§ Task to complete
Examine the material below and count the lines that hold the word "this". Report only the number.

§ Data lines
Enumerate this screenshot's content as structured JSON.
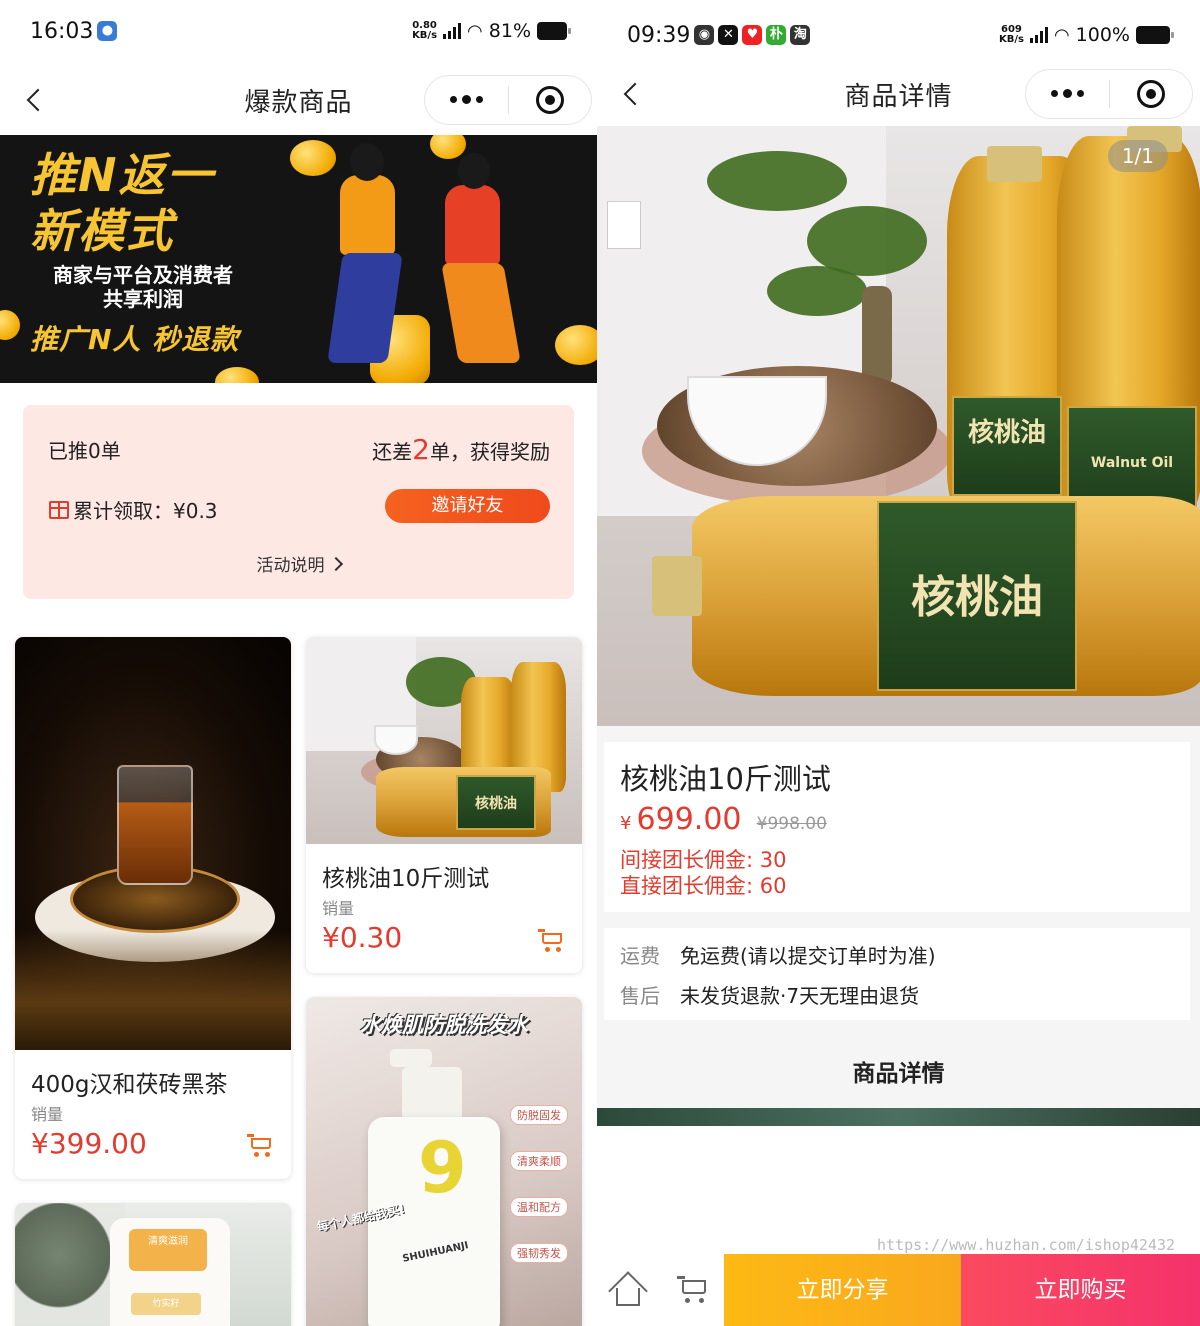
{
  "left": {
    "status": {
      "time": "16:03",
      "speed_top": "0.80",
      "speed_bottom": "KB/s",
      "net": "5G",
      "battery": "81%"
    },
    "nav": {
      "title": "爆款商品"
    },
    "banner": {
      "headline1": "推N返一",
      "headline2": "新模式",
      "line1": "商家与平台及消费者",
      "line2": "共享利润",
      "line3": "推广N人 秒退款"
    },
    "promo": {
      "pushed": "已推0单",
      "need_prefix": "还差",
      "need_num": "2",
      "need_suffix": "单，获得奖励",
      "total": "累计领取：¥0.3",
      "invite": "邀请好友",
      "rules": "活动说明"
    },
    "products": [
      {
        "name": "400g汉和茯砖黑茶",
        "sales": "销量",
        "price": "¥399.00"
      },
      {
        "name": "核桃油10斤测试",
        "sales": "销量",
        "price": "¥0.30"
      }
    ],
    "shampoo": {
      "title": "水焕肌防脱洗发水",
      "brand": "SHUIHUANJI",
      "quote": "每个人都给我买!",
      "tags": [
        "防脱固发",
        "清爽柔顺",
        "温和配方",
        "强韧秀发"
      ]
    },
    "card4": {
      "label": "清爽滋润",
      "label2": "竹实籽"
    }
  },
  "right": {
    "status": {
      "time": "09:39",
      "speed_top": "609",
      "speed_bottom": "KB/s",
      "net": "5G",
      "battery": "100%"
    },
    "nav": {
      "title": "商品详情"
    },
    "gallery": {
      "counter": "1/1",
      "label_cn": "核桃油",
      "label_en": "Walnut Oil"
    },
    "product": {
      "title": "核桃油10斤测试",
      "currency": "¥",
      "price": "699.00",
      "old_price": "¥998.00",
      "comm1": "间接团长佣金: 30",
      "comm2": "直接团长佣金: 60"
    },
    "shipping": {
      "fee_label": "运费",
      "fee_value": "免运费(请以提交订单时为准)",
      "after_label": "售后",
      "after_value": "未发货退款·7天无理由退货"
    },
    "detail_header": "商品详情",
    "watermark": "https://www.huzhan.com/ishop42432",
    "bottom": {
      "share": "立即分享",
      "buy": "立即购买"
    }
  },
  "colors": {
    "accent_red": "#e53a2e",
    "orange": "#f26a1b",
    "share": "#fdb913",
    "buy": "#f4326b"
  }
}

==

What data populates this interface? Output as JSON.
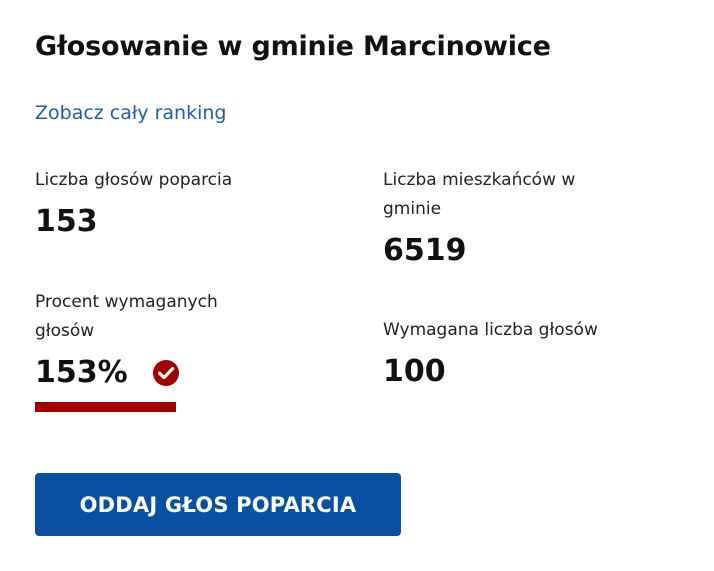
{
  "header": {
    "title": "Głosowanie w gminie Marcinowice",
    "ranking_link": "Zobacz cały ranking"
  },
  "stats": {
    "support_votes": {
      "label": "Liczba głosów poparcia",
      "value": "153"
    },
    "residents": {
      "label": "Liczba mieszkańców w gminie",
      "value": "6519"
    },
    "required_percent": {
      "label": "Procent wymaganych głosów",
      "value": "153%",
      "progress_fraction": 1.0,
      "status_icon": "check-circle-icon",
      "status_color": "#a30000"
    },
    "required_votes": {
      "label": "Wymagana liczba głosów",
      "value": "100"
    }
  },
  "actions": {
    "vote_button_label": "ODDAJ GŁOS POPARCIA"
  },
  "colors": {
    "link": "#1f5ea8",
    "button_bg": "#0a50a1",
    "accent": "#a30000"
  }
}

§ Finished task
2